--- Start ---

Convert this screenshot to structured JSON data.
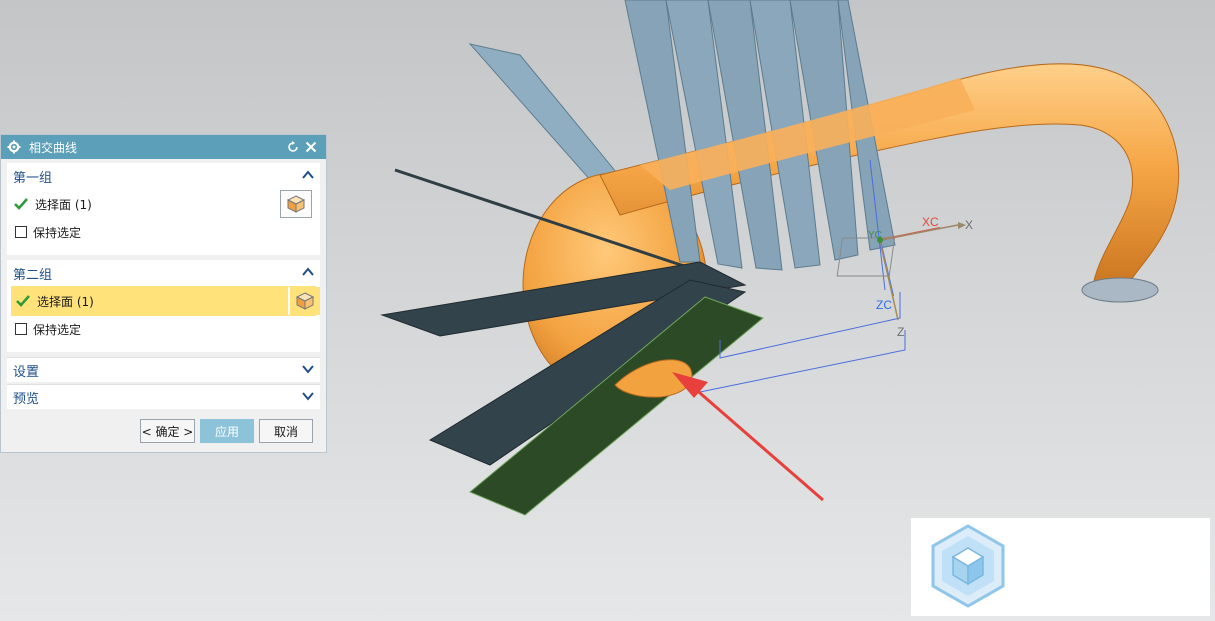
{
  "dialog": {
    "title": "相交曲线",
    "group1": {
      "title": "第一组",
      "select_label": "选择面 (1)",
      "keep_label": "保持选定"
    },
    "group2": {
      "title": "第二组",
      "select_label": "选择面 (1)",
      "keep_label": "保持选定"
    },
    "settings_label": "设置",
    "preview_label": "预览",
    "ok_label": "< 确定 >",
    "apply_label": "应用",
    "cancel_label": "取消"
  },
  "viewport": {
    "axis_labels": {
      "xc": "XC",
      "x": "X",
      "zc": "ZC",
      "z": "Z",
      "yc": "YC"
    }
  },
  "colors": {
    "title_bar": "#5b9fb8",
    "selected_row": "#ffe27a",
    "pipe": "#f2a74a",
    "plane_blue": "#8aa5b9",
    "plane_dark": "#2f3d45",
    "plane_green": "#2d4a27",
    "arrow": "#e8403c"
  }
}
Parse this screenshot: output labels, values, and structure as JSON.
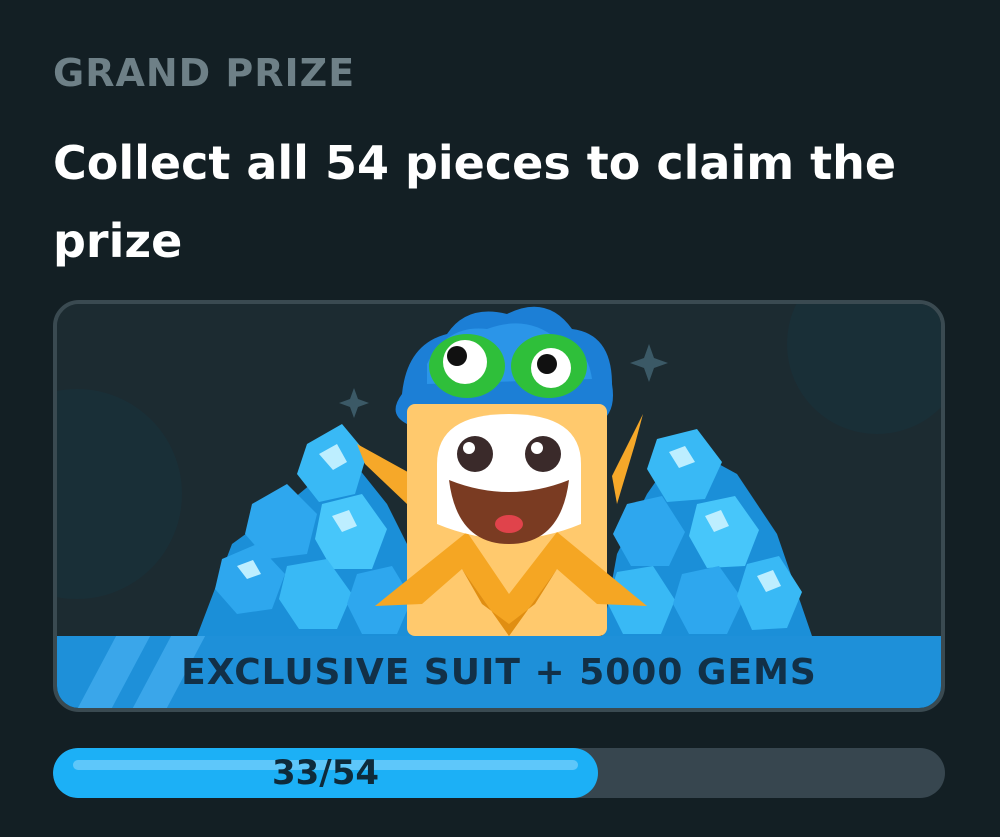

--- End ---
--- Start ---

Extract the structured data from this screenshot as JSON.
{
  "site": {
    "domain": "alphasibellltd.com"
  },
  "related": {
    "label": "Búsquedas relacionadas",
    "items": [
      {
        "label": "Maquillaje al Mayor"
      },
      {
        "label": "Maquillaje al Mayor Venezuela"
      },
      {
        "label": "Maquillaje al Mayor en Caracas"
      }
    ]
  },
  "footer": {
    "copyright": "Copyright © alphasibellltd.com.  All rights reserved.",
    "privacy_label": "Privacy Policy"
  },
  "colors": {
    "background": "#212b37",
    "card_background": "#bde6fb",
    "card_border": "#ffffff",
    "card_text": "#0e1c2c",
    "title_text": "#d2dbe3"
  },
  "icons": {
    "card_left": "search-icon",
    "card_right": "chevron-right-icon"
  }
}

--- End ---

### What you are asked to do
Make a list of all lines in the data that contain "alphasibellltd".

### Complete response
    "domain": "alphasibellltd.com"
    "copyright": "Copyright © alphasibellltd.com.  All rights reserved.",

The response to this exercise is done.